───── The input ─────

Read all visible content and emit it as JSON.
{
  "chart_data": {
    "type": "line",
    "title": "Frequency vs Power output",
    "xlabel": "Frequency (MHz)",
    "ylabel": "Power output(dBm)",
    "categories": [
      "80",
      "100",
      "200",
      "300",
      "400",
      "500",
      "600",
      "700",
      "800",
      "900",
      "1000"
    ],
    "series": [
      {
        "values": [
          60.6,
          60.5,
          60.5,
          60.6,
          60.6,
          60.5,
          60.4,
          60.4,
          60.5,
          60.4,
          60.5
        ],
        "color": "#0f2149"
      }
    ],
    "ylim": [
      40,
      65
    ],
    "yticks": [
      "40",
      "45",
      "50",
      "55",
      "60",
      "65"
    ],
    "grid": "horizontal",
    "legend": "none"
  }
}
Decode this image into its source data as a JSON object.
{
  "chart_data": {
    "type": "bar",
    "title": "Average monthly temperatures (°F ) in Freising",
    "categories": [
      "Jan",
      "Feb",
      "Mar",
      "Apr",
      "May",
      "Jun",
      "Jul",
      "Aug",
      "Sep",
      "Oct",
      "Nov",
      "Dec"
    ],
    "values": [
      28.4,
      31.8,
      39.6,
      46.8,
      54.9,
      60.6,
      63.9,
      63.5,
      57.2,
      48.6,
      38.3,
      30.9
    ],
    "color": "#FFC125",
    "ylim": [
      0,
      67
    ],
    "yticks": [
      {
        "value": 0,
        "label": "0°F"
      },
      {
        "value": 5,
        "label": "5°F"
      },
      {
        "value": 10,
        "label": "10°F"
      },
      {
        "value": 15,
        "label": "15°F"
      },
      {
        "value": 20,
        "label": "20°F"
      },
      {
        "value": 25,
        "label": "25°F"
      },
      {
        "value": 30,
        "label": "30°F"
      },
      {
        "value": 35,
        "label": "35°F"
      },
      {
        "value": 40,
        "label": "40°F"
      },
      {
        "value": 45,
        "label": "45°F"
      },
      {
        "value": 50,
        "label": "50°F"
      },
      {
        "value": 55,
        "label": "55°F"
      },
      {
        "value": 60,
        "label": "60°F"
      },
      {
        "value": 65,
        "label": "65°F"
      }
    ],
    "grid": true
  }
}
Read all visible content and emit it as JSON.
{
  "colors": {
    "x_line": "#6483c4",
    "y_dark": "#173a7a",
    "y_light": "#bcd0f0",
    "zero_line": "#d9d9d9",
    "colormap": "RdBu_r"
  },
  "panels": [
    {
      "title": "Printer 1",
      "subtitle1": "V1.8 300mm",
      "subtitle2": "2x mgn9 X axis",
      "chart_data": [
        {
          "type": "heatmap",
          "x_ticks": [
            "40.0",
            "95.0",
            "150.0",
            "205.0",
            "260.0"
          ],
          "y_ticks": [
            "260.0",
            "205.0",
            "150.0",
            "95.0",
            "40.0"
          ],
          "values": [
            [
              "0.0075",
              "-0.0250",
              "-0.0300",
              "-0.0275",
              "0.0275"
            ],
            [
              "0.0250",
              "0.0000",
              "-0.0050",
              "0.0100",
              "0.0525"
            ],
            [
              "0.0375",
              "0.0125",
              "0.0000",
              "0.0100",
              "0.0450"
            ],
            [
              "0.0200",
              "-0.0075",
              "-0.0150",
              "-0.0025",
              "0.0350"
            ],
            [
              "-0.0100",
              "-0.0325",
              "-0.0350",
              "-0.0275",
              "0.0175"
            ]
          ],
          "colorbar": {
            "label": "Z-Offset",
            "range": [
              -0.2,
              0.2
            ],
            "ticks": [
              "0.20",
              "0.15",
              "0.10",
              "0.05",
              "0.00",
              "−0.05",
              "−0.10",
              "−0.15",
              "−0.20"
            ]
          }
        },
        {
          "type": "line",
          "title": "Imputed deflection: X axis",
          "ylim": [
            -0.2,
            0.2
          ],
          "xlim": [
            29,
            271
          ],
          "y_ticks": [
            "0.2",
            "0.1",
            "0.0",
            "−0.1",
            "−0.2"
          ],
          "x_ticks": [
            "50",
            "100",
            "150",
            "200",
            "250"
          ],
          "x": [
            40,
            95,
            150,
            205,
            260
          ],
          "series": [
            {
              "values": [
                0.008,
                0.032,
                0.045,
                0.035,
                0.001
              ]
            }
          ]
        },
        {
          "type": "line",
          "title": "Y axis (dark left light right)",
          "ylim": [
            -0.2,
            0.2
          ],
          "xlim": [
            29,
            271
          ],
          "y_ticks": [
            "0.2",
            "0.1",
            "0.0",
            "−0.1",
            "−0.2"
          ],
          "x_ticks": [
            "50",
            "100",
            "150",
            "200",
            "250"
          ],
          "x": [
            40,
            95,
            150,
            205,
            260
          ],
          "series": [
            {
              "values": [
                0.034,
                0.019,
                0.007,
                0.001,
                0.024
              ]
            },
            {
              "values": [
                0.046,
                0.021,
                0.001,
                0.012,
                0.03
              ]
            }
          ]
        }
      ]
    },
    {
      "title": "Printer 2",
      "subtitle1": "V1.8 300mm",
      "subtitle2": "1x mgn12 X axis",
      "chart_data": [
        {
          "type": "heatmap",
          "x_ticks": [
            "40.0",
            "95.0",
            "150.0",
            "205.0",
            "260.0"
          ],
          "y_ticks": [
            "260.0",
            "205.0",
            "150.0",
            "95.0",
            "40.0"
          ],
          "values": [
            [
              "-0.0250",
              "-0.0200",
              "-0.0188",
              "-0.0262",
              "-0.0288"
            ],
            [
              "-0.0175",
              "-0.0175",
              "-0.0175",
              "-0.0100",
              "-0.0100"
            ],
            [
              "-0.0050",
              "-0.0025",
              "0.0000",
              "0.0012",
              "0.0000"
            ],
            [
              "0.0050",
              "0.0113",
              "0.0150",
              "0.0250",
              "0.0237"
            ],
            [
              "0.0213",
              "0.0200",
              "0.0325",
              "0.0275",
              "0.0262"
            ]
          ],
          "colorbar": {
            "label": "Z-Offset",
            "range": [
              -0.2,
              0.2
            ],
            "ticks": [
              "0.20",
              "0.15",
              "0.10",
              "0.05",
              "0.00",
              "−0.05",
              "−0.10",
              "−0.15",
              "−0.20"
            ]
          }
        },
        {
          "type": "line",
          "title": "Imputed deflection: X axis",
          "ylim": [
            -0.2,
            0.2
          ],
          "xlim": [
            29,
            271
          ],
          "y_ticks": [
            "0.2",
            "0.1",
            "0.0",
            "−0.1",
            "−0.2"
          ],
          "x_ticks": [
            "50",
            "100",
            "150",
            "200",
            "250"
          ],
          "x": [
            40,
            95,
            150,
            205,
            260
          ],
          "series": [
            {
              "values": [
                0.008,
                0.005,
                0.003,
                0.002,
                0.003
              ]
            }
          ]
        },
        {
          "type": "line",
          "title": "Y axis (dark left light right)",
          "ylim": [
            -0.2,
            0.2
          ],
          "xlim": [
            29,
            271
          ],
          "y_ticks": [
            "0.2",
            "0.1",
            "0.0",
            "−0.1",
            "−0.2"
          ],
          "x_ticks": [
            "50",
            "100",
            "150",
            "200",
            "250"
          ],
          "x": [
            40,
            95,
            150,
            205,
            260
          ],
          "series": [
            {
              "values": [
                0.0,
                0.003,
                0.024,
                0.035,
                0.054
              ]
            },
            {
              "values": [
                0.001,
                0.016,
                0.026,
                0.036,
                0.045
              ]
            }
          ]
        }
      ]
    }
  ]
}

─────

▶ [Stated goal]: Copy out the lines that hold "Frequency".

▶ [Answer to this problem]:
    "title": "Frequency vs Power output",
    "xlabel": "Frequency (MHz)",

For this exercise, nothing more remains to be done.